- **Instructions**
[1] For each statement, say whether it agrees with the text on the Lipper fund awards. Answer yes or no, and quote the deciding words. (a) About 6,000 mutual funds are available to U.S. investors. (b) The awards recognize only equity funds. (c) Tom Roseen heads research services at Lipper.
[2] Summarize the text on the Lipper fund awards in two sentences.

- **Text**
NEW YORK (Reuters) - There are about 6,000 mutual funds available to U.S. investors. Which ones are likely to be most suitable for you in these difficult times?
The 2012 Lipper U.S. Fund Awards recognize equity, bond and mixed-asset funds that outperformed their peers in volatile markets with lower risk and more consistent performance.
This year’s list of winners includes funds from well-known players like Fidelity, T. Rowe Price, MFS, Dodge & Cox, Putnam, John Hancock, OppenheimerFunds and PIMCO. But it also highlights funds from firms that might not be so familiar, including Huber Capital, Villere & Co, Virtus, Matthew 25 and Scout Funds.
In fact, plenty of funds with an asset base under $500 million are among the top performers, demonstrating the flexibility and agility that’s inherent to tinier portfolios, says Tom Roseen, head of research services at Lipper, a Thomson Reuters company. Fund managers of small funds can seize market opportunities and trade in and out of securities with ease.
“Of course, we’ll see the big behemoths on the list - the Darwinian theory is the funds that couldn’t hang on the vine are going to disappear,” Roseen says. “Some smaller boutique funds offer a niche focus and actually do well. They don’t move the market with every buy and decision sell they make. But they are nimble and quick.”

- **Supplied information**
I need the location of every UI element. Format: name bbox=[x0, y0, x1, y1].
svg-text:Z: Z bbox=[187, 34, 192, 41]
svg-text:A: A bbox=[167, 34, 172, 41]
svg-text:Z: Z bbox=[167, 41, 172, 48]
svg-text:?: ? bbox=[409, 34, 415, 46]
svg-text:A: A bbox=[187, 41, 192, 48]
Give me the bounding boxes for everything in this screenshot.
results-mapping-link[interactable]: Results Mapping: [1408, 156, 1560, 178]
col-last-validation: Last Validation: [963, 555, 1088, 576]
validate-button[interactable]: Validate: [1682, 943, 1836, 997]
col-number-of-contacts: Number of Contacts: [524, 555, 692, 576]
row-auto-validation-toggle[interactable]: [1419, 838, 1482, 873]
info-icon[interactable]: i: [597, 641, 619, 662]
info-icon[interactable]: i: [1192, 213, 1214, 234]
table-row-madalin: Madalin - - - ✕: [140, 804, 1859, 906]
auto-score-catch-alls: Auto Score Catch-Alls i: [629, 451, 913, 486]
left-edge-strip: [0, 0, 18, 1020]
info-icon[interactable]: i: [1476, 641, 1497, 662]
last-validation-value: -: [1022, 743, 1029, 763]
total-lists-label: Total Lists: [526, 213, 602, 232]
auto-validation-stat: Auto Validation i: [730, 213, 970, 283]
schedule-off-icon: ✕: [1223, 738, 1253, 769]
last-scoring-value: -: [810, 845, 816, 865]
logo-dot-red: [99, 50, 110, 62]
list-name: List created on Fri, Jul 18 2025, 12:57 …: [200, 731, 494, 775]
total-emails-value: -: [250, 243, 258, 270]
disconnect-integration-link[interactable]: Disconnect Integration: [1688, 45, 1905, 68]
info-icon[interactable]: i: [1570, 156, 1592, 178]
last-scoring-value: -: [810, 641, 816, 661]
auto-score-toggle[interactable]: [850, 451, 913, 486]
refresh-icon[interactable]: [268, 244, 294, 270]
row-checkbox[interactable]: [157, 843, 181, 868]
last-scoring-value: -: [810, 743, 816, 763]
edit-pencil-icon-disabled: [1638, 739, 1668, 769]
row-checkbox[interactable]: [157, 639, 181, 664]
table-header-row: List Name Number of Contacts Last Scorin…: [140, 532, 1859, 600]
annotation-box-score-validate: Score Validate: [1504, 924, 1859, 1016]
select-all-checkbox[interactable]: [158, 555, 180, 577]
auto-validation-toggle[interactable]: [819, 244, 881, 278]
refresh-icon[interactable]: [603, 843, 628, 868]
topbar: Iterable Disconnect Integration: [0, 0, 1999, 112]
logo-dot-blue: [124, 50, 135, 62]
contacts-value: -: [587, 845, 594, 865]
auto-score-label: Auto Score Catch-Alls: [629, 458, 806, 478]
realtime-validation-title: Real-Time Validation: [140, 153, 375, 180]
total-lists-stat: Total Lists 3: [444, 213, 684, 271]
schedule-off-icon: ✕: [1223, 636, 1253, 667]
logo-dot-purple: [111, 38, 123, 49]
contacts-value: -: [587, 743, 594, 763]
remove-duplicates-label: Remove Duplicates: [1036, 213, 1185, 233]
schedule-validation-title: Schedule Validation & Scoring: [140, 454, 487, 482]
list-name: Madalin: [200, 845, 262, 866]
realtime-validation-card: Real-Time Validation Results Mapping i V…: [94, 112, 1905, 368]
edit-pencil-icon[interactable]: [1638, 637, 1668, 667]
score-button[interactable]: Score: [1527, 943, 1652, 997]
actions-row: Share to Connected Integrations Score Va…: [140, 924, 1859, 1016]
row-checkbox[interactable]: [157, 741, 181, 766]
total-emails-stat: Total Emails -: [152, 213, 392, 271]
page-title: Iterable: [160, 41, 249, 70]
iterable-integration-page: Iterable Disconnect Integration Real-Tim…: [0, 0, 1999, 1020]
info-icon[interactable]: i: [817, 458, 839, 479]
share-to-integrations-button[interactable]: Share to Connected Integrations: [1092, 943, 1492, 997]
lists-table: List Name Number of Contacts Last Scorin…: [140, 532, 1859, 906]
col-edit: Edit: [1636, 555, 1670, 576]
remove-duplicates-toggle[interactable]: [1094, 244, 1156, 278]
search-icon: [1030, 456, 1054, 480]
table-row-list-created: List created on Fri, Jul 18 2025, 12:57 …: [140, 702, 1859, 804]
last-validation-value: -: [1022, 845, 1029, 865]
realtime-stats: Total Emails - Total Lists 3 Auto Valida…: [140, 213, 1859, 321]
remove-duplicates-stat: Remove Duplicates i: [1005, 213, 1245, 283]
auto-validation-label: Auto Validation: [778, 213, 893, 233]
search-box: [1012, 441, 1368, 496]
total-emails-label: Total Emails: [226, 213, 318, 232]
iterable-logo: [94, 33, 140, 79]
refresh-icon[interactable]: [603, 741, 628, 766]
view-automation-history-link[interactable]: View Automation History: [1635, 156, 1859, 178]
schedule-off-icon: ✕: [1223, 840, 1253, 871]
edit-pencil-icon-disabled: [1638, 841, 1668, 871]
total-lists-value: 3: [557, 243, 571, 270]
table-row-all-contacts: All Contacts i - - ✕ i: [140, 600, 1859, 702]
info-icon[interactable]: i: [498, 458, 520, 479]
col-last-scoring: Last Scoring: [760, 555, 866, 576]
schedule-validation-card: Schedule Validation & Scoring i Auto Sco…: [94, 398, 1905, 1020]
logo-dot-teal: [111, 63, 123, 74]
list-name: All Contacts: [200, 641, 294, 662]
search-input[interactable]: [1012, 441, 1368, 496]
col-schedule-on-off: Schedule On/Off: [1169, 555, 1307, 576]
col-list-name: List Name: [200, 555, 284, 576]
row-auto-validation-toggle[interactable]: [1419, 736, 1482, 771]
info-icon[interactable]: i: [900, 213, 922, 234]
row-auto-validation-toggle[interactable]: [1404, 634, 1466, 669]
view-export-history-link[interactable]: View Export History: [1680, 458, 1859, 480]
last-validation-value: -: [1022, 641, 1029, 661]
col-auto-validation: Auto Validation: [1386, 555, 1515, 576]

- **Exercise responses**
[1]
(a) Yes: "There are about 6,000 mutual funds available to U.S. investors."
(b) No: "recognize equity, bond and mixed-asset funds"
(c) Yes: "Tom Roseen, head of research services at Lipper"

[2] The 2012 Lipper U.S. Fund Awards honor equity, bond and mixed-asset funds that beat their peers in volatile markets with lower risk and steadier performance, and the winners include funds from both well-known firms and less familiar ones. Many winning funds have under $500 million in assets, which Lipper's Tom Roseen says gives them flexibility and agility because their managers can seize market opportunities and trade with ease.